Raw data
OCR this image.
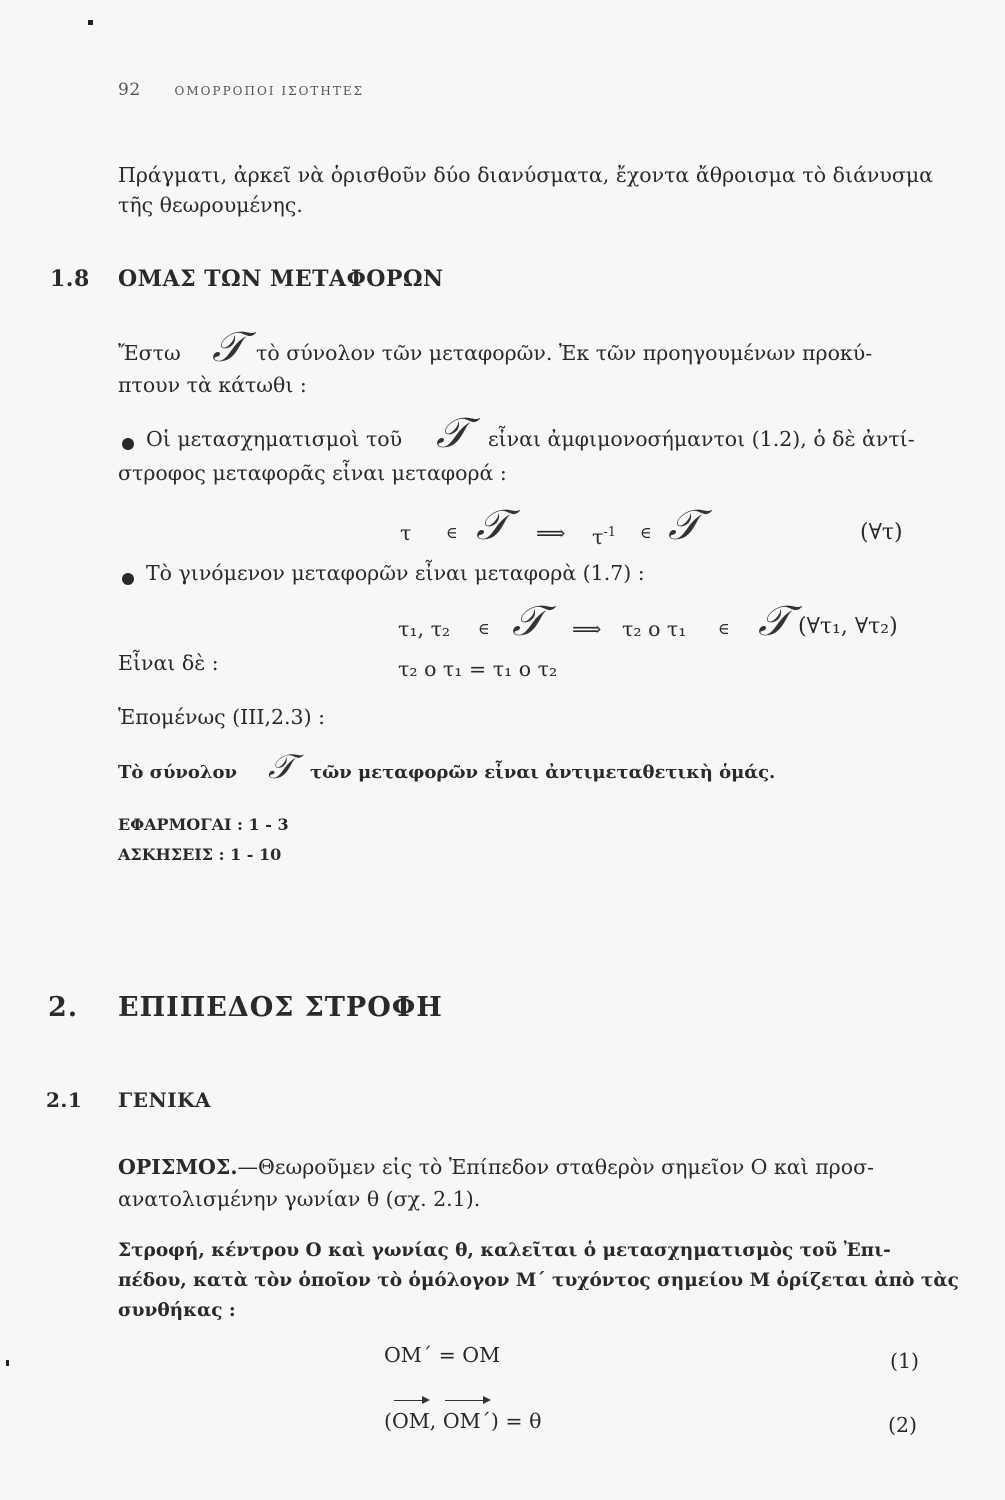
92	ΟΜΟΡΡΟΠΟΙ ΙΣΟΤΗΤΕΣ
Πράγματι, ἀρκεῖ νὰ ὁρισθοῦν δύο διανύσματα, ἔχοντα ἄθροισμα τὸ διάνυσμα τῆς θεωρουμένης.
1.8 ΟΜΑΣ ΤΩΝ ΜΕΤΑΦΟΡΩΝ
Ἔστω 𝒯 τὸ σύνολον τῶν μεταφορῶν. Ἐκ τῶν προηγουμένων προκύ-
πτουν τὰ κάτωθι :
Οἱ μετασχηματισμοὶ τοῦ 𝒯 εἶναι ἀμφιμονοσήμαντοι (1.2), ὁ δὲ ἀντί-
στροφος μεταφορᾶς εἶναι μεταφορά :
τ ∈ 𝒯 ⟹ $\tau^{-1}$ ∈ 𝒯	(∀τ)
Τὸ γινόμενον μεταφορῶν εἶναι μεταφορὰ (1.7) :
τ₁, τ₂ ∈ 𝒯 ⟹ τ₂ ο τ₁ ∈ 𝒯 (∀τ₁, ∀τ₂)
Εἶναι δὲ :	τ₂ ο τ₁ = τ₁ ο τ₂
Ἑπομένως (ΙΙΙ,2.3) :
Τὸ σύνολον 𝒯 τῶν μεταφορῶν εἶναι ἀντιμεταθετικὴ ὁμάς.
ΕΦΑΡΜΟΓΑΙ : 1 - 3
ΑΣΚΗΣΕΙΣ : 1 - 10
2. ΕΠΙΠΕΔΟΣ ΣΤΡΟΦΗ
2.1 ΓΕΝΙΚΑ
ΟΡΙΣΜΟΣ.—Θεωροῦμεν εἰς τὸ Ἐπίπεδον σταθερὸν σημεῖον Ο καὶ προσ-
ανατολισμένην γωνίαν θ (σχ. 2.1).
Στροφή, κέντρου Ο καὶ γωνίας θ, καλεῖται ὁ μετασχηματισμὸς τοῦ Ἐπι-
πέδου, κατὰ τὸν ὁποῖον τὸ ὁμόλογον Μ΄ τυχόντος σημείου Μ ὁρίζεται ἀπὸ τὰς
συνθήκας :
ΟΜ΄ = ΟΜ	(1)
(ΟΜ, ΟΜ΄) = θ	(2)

--

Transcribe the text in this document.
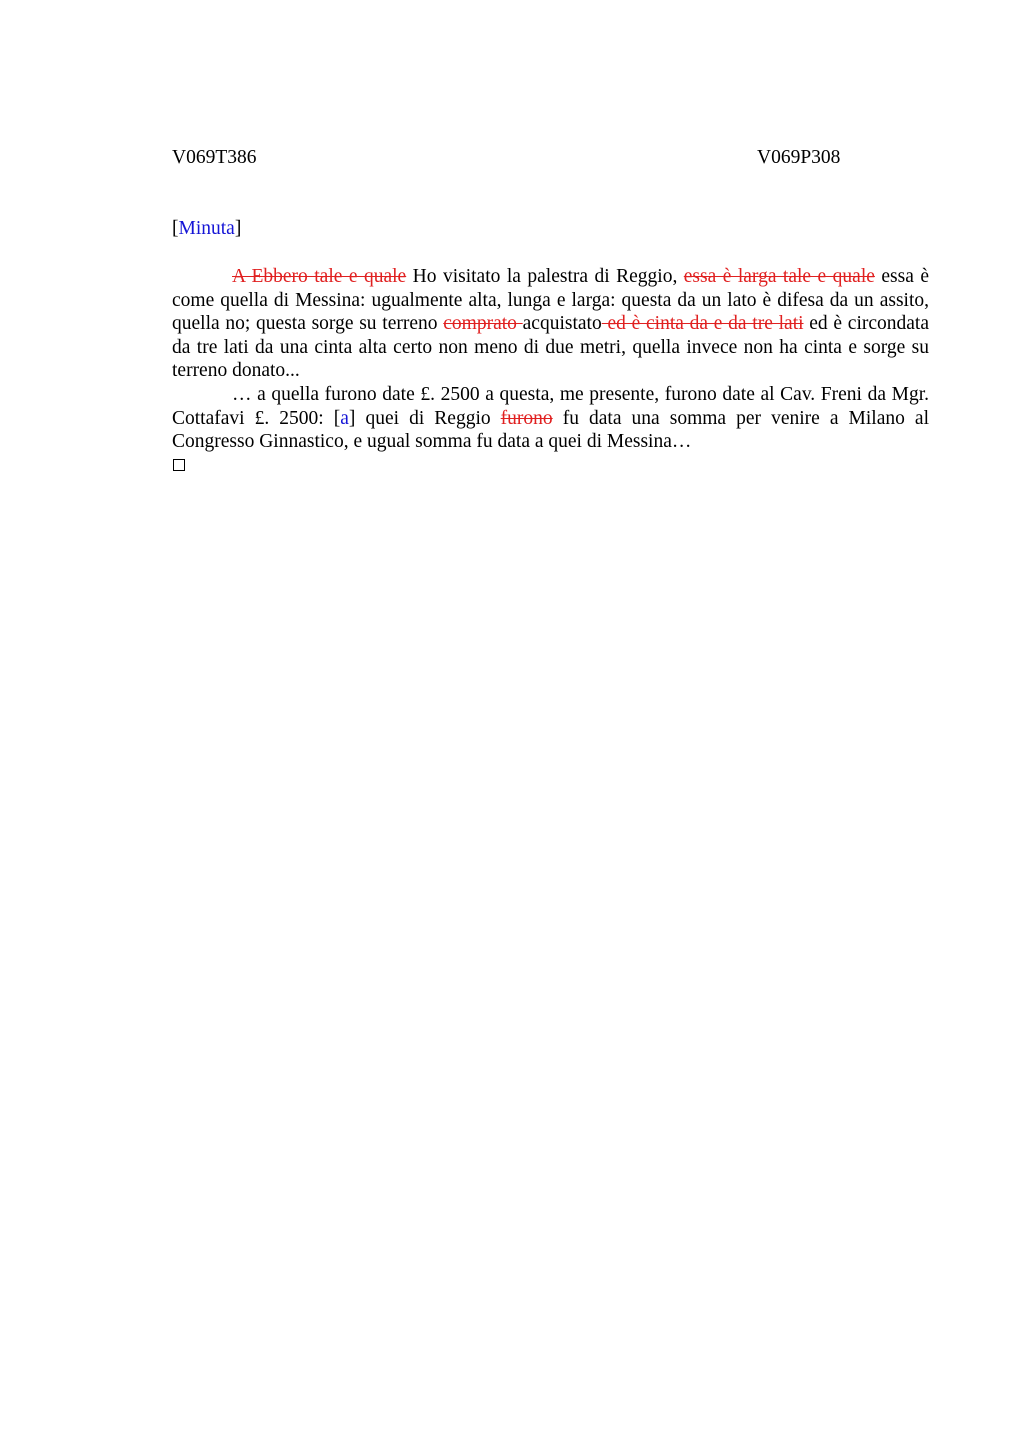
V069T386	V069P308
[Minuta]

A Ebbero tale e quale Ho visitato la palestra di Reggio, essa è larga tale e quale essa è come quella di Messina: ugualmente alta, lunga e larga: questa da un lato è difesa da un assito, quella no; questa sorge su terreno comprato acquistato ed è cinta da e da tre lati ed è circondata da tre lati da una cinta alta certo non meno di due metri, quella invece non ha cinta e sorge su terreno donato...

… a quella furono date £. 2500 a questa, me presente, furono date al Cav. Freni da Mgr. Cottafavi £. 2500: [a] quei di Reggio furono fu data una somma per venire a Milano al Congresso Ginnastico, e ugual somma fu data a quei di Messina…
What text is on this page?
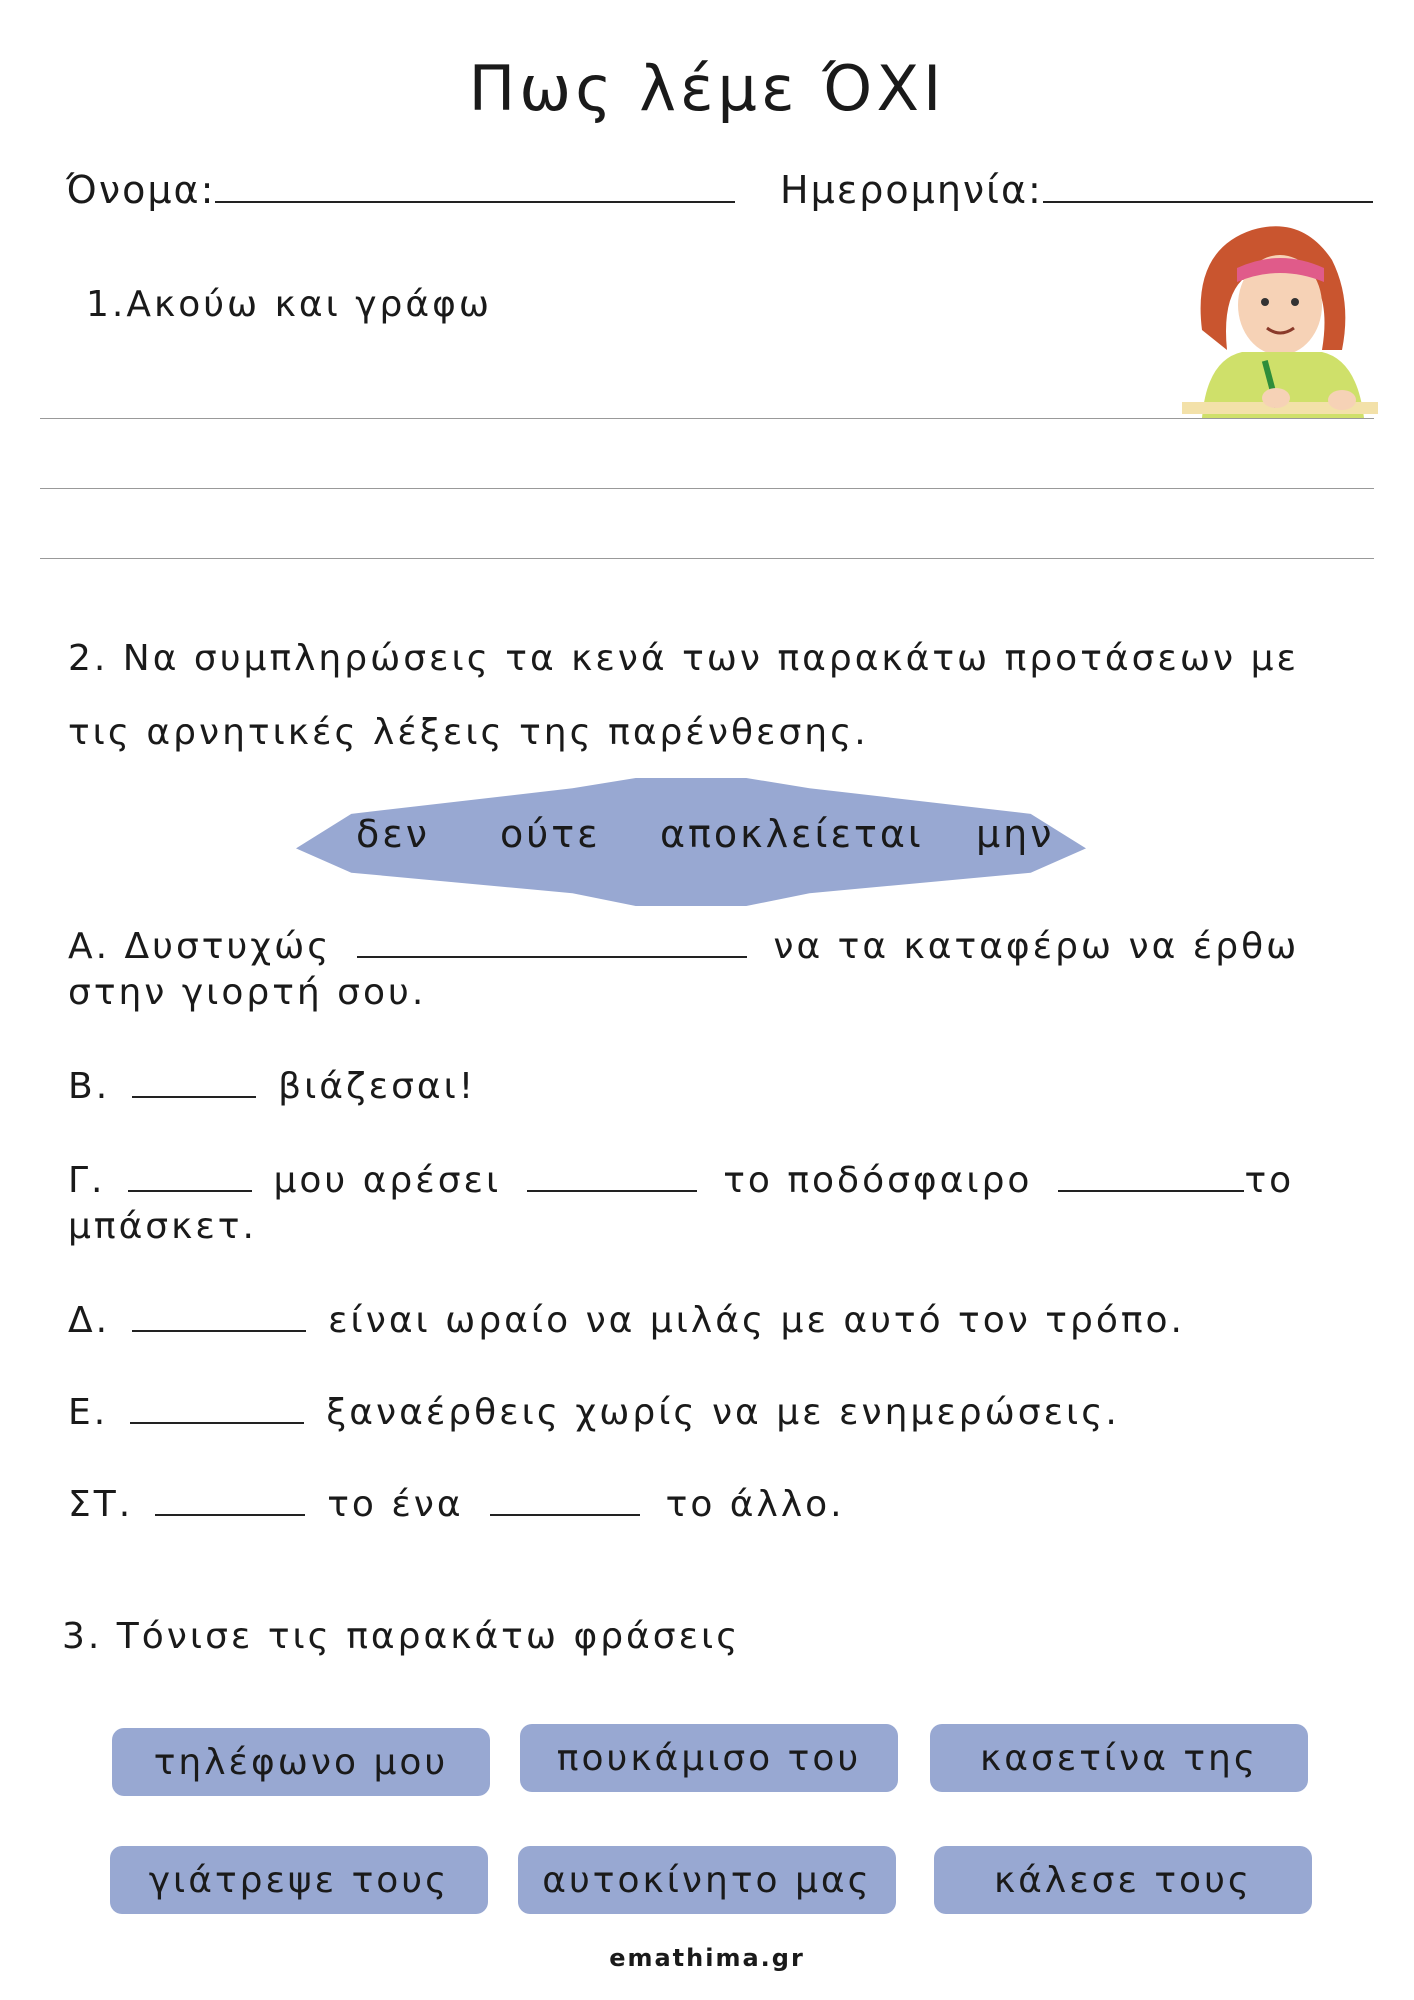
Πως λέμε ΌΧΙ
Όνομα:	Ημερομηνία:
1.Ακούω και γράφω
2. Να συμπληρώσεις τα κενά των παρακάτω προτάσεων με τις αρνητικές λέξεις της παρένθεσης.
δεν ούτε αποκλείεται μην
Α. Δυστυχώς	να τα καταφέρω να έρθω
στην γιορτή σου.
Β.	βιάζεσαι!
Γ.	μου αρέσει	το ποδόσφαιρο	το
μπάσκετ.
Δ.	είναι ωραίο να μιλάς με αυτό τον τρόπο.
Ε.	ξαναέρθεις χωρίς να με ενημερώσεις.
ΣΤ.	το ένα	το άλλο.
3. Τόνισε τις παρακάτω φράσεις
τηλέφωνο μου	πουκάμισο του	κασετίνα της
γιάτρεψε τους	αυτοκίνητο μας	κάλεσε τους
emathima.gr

--

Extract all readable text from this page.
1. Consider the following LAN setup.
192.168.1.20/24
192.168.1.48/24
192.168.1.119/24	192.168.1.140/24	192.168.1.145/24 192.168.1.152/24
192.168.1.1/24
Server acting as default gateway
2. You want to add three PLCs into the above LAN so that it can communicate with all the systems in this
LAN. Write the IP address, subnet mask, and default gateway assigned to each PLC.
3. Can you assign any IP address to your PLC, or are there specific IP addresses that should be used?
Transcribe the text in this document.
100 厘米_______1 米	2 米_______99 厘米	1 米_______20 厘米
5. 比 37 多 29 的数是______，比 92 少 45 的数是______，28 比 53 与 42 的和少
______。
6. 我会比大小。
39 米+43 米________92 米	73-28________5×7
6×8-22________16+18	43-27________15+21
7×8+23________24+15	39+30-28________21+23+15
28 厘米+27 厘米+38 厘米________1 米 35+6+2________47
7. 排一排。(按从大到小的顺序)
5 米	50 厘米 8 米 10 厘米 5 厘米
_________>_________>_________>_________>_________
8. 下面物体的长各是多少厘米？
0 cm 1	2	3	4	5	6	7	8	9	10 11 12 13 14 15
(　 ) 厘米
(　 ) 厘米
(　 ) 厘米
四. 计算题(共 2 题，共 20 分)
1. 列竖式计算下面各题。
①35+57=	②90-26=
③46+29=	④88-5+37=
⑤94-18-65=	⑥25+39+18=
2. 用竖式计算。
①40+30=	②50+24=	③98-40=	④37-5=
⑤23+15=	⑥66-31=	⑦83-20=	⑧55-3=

Description of the task
List the lines of the records where "μεταφορῶν" occurs.

Answer in full
Ἔστω 𝒯 τὸ σύνολον τῶν μεταφορῶν. Ἐκ τῶν προηγουμένων προκύ-
Τὸ γινόμενον μεταφορῶν εἶναι μεταφορὰ (1.7) :
Τὸ σύνολον 𝒯 τῶν μεταφορῶν εἶναι ἀντιμεταθετικὴ ὁμάς.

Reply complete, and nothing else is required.